Print each line of the listing once more, precisely as given.

[BEGIN STORED ROWS]

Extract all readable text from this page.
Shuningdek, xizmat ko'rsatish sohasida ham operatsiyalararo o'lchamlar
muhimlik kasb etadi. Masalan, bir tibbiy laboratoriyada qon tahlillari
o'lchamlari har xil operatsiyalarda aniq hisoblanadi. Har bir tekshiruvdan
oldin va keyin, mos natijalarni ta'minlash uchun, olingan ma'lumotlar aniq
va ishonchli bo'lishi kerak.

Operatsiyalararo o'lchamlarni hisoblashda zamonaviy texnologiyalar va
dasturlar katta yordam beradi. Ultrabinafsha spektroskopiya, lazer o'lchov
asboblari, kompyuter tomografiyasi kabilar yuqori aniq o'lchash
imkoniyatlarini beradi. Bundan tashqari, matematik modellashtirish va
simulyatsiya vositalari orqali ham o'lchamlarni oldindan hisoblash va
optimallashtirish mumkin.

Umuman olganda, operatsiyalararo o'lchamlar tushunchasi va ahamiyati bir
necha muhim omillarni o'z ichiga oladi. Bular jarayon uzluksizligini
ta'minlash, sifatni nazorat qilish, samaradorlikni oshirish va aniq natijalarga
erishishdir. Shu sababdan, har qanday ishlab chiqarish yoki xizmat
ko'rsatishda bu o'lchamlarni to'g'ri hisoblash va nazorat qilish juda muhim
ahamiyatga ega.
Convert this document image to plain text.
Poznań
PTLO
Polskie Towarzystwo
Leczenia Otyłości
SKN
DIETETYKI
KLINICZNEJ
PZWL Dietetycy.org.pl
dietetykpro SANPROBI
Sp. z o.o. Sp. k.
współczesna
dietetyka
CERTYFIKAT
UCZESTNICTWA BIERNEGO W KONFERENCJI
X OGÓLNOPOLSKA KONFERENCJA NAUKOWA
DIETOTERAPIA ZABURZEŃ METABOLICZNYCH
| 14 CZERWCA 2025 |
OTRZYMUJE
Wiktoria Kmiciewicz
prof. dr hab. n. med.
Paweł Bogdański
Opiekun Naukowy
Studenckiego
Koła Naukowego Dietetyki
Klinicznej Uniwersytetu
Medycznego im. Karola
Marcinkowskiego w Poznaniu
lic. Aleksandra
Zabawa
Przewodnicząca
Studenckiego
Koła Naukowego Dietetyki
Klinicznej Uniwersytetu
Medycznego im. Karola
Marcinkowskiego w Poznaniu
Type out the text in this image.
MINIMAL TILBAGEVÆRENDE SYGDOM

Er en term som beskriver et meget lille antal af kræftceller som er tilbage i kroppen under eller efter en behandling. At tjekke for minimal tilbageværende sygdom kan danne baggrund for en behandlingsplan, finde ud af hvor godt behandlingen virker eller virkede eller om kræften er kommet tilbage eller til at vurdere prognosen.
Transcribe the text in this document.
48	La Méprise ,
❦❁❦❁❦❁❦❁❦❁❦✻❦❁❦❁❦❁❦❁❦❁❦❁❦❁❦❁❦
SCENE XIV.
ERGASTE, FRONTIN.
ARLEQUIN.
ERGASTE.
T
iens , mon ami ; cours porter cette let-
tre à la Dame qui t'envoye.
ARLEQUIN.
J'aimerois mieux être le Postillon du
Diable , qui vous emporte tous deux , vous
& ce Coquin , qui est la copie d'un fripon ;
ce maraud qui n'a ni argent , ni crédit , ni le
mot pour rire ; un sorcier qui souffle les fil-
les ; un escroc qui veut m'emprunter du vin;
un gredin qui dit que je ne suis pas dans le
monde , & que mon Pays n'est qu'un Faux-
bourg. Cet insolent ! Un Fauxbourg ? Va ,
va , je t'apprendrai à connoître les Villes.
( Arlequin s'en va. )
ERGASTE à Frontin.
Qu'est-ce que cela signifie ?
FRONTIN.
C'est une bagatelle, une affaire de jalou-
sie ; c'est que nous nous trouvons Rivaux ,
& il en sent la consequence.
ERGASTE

[END STORED ROWS]

### [OUTPUT BELOW]
Extract all readable text from this page.
Shuningdek, xizmat ko'rsatish sohasida ham operatsiyalararo o'lchamlar
muhimlik kasb etadi. Masalan, bir tibbiy laboratoriyada qon tahlillari
o'lchamlari har xil operatsiyalarda aniq hisoblanadi. Har bir tekshiruvdan
oldin va keyin, mos natijalarni ta'minlash uchun, olingan ma'lumotlar aniq
va ishonchli bo'lishi kerak.

Operatsiyalararo o'lchamlarni hisoblashda zamonaviy texnologiyalar va
dasturlar katta yordam beradi. Ultrabinafsha spektroskopiya, lazer o'lchov
asboblari, kompyuter tomografiyasi kabilar yuqori aniq o'lchash
imkoniyatlarini beradi. Bundan tashqari, matematik modellashtirish va
simulyatsiya vositalari orqali ham o'lchamlarni oldindan hisoblash va
optimallashtirish mumkin.

Umuman olganda, operatsiyalararo o'lchamlar tushunchasi va ahamiyati bir
necha muhim omillarni o'z ichiga oladi. Bular jarayon uzluksizligini
ta'minlash, sifatni nazorat qilish, samaradorlikni oshirish va aniq natijalarga
erishishdir. Shu sababdan, har qanday ishlab chiqarish yoki xizmat
ko'rsatishda bu o'lchamlarni to'g'ri hisoblash va nazorat qilish juda muhim
ahamiyatga ega.
Convert this document image to plain text.
Poznań
PTLO
Polskie Towarzystwo
Leczenia Otyłości
SKN
DIETETYKI
KLINICZNEJ
PZWL Dietetycy.org.pl
dietetykpro SANPROBI
Sp. z o.o. Sp. k.
współczesna
dietetyka
CERTYFIKAT
UCZESTNICTWA BIERNEGO W KONFERENCJI
X OGÓLNOPOLSKA KONFERENCJA NAUKOWA
DIETOTERAPIA ZABURZEŃ METABOLICZNYCH
| 14 CZERWCA 2025 |
OTRZYMUJE
Wiktoria Kmiciewicz
prof. dr hab. n. med.
Paweł Bogdański
Opiekun Naukowy
Studenckiego
Koła Naukowego Dietetyki
Klinicznej Uniwersytetu
Medycznego im. Karola
Marcinkowskiego w Poznaniu
lic. Aleksandra
Zabawa
Przewodnicząca
Studenckiego
Koła Naukowego Dietetyki
Klinicznej Uniwersytetu
Medycznego im. Karola
Marcinkowskiego w Poznaniu
Type out the text in this image.
MINIMAL TILBAGEVÆRENDE SYGDOM

Er en term som beskriver et meget lille antal af kræftceller som er tilbage i kroppen under eller efter en behandling. At tjekke for minimal tilbageværende sygdom kan danne baggrund for en behandlingsplan, finde ud af hvor godt behandlingen virker eller virkede eller om kræften er kommet tilbage eller til at vurdere prognosen.
Transcribe the text in this document.
48	La Méprise ,
❦❁❦❁❦❁❦❁❦❁❦✻❦❁❦❁❦❁❦❁❦❁❦❁❦❁❦❁❦
SCENE XIV.
ERGASTE, FRONTIN.
ARLEQUIN.
ERGASTE.
T
iens , mon ami ; cours porter cette let-
tre à la Dame qui t'envoye.
ARLEQUIN.
J'aimerois mieux être le Postillon du
Diable , qui vous emporte tous deux , vous
& ce Coquin , qui est la copie d'un fripon ;
ce maraud qui n'a ni argent , ni crédit , ni le
mot pour rire ; un sorcier qui souffle les fil-
les ; un escroc qui veut m'emprunter du vin;
un gredin qui dit que je ne suis pas dans le
monde , & que mon Pays n'est qu'un Faux-
bourg. Cet insolent ! Un Fauxbourg ? Va ,
va , je t'apprendrai à connoître les Villes.
( Arlequin s'en va. )
ERGASTE à Frontin.
Qu'est-ce que cela signifie ?
FRONTIN.
C'est une bagatelle, une affaire de jalou-
sie ; c'est que nous nous trouvons Rivaux ,
& il en sent la consequence.
ERGASTE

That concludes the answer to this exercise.